TASK OBJECTIVE:
Pictures appear in the records below; write out everything else exactly.
___ INPUT
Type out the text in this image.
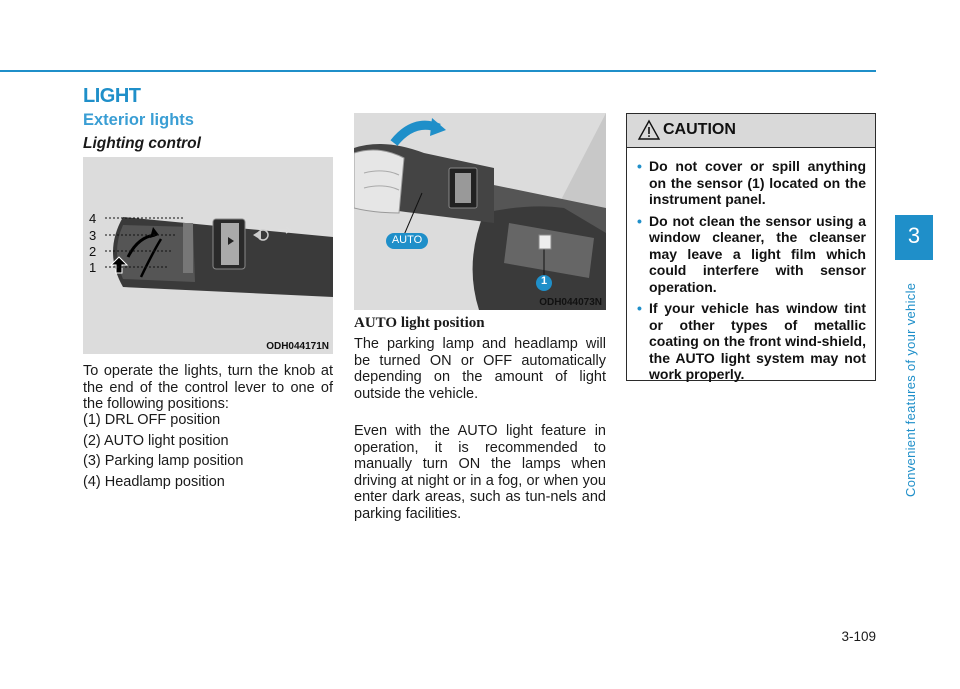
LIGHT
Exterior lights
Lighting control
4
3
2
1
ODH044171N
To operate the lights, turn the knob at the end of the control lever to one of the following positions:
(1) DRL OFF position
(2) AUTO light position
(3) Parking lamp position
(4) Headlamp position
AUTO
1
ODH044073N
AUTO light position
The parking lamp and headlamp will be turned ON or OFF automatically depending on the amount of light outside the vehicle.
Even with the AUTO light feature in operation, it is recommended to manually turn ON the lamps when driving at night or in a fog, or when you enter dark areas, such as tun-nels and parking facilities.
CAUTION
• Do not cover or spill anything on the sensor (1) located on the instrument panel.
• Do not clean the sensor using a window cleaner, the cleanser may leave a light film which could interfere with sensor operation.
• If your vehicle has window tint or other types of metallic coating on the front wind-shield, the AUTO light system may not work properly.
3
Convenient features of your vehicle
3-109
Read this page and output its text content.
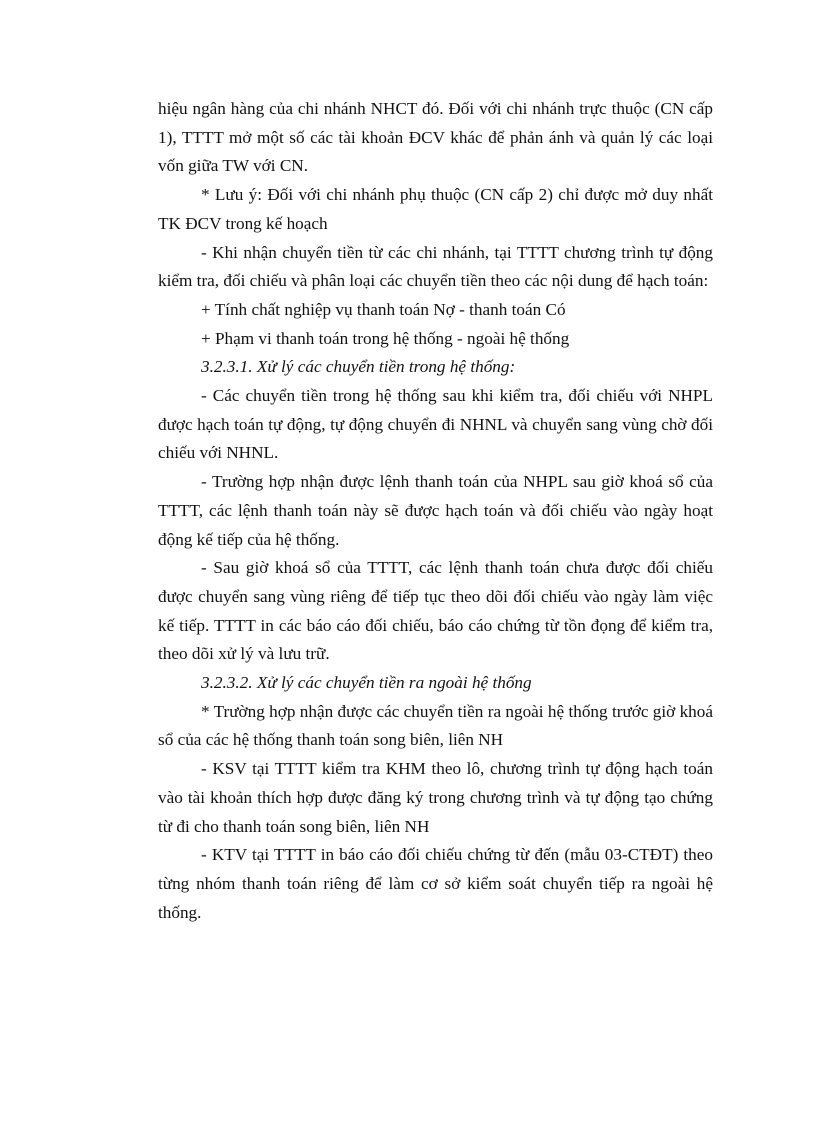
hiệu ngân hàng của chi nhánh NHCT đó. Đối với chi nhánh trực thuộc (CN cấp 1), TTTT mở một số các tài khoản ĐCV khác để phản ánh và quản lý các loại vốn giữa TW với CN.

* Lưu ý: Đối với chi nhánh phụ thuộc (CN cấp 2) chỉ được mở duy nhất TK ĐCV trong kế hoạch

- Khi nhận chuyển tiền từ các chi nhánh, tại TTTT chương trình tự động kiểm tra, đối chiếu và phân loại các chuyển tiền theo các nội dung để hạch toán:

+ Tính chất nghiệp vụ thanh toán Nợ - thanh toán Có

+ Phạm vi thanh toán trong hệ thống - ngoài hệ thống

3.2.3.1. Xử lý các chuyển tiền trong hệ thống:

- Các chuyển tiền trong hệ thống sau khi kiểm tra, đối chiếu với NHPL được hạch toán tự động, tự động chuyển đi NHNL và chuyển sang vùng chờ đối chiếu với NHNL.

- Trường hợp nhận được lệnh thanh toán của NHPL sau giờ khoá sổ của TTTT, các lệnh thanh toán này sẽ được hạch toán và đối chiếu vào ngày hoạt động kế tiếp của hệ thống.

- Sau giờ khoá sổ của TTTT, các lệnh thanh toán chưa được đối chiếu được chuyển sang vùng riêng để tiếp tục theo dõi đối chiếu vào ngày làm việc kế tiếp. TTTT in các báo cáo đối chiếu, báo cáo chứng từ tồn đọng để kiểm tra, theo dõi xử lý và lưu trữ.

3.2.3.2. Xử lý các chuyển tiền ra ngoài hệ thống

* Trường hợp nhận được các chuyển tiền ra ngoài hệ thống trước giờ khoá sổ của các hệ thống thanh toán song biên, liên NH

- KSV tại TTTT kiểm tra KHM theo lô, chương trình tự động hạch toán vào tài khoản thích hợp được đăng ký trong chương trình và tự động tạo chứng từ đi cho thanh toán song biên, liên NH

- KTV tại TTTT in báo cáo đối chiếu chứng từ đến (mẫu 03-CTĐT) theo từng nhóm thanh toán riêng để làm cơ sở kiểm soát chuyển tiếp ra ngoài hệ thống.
______
ANSWER TO THE TASK:
Type out the text in this image.
LIGHT
Exterior lights
Lighting control
4
3
2
1
ODH044171N
To operate the lights, turn the knob at the end of the control lever to one of the following positions:
(1) DRL OFF position
(2) AUTO light position
(3) Parking lamp position
(4) Headlamp position
AUTO
1
ODH044073N
AUTO light position
The parking lamp and headlamp will be turned ON or OFF automatically depending on the amount of light outside the vehicle.
Even with the AUTO light feature in operation, it is recommended to manually turn ON the lamps when driving at night or in a fog, or when you enter dark areas, such as tun-nels and parking facilities.
CAUTION
• Do not cover or spill anything on the sensor (1) located on the instrument panel.
• Do not clean the sensor using a window cleaner, the cleanser may leave a light film which could interfere with sensor operation.
• If your vehicle has window tint or other types of metallic coating on the front wind-shield, the AUTO light system may not work properly.
3
Convenient features of your vehicle
3-109
Read this page and output its text content.
hiệu ngân hàng của chi nhánh NHCT đó. Đối với chi nhánh trực thuộc (CN cấp 1), TTTT mở một số các tài khoản ĐCV khác để phản ánh và quản lý các loại vốn giữa TW với CN.

* Lưu ý: Đối với chi nhánh phụ thuộc (CN cấp 2) chỉ được mở duy nhất TK ĐCV trong kế hoạch

- Khi nhận chuyển tiền từ các chi nhánh, tại TTTT chương trình tự động kiểm tra, đối chiếu và phân loại các chuyển tiền theo các nội dung để hạch toán:

+ Tính chất nghiệp vụ thanh toán Nợ - thanh toán Có

+ Phạm vi thanh toán trong hệ thống - ngoài hệ thống

3.2.3.1. Xử lý các chuyển tiền trong hệ thống:

- Các chuyển tiền trong hệ thống sau khi kiểm tra, đối chiếu với NHPL được hạch toán tự động, tự động chuyển đi NHNL và chuyển sang vùng chờ đối chiếu với NHNL.

- Trường hợp nhận được lệnh thanh toán của NHPL sau giờ khoá sổ của TTTT, các lệnh thanh toán này sẽ được hạch toán và đối chiếu vào ngày hoạt động kế tiếp của hệ thống.

- Sau giờ khoá sổ của TTTT, các lệnh thanh toán chưa được đối chiếu được chuyển sang vùng riêng để tiếp tục theo dõi đối chiếu vào ngày làm việc kế tiếp. TTTT in các báo cáo đối chiếu, báo cáo chứng từ tồn đọng để kiểm tra, theo dõi xử lý và lưu trữ.

3.2.3.2. Xử lý các chuyển tiền ra ngoài hệ thống

* Trường hợp nhận được các chuyển tiền ra ngoài hệ thống trước giờ khoá sổ của các hệ thống thanh toán song biên, liên NH

- KSV tại TTTT kiểm tra KHM theo lô, chương trình tự động hạch toán vào tài khoản thích hợp được đăng ký trong chương trình và tự động tạo chứng từ đi cho thanh toán song biên, liên NH

- KTV tại TTTT in báo cáo đối chiếu chứng từ đến (mẫu 03-CTĐT) theo từng nhóm thanh toán riêng để làm cơ sở kiểm soát chuyển tiếp ra ngoài hệ thống.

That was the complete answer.